## WHAT THE TASK ASKS
Extract every line below that contains the word "this".

--------------------------------------------------

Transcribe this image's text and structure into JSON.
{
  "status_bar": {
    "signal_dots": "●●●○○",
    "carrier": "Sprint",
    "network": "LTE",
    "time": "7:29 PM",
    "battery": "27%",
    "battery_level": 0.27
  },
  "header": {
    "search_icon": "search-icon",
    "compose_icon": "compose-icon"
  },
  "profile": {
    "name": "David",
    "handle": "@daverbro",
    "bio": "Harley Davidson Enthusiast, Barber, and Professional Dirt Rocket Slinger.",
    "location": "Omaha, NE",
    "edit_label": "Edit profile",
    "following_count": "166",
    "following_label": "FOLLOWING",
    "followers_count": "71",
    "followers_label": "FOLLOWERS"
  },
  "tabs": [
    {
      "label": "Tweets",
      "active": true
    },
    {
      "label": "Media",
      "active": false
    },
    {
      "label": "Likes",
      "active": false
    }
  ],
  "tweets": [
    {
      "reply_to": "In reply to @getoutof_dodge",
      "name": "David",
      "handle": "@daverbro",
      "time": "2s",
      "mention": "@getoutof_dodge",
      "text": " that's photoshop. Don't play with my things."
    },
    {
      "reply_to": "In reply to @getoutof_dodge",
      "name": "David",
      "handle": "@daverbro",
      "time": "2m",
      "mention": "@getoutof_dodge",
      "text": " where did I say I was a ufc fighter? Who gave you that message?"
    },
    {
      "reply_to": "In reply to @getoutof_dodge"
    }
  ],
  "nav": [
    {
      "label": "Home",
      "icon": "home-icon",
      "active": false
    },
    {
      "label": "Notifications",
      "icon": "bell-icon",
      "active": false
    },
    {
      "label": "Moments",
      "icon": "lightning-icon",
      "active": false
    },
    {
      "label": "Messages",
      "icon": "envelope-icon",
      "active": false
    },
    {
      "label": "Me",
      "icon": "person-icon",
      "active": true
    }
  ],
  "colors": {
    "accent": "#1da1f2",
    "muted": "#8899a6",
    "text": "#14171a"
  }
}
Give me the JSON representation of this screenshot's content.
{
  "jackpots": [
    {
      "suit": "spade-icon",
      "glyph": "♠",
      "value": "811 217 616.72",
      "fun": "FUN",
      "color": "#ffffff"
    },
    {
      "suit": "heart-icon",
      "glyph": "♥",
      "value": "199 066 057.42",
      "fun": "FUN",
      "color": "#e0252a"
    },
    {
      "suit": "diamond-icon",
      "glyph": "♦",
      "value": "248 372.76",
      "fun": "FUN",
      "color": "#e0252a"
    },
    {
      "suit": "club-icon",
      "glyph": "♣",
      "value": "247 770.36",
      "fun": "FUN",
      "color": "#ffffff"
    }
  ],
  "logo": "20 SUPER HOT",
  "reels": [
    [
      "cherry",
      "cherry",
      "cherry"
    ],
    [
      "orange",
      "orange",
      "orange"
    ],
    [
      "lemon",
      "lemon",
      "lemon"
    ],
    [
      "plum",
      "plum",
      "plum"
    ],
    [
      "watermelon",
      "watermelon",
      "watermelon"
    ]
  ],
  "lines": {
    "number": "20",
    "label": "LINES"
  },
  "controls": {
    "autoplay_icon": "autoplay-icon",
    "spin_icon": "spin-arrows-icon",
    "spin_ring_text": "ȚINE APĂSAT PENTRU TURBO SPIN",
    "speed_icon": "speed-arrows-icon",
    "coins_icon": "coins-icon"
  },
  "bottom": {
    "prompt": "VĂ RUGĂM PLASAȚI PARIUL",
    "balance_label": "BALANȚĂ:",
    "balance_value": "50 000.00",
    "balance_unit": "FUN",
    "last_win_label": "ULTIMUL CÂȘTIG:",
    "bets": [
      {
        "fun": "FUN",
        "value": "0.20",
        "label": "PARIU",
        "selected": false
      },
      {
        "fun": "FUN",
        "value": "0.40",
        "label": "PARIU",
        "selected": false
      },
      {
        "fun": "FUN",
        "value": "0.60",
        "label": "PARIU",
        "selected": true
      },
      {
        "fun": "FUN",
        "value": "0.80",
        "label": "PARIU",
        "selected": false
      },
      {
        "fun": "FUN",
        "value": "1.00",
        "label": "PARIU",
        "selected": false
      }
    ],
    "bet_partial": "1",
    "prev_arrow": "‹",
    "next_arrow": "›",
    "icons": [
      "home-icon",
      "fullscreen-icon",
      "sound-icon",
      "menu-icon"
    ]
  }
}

--------------------------------------------------

## ANSWER TO THE PROBLEM
Transcribe this image's text and structure into JSON.
Give me the JSON representation of this screenshot's content.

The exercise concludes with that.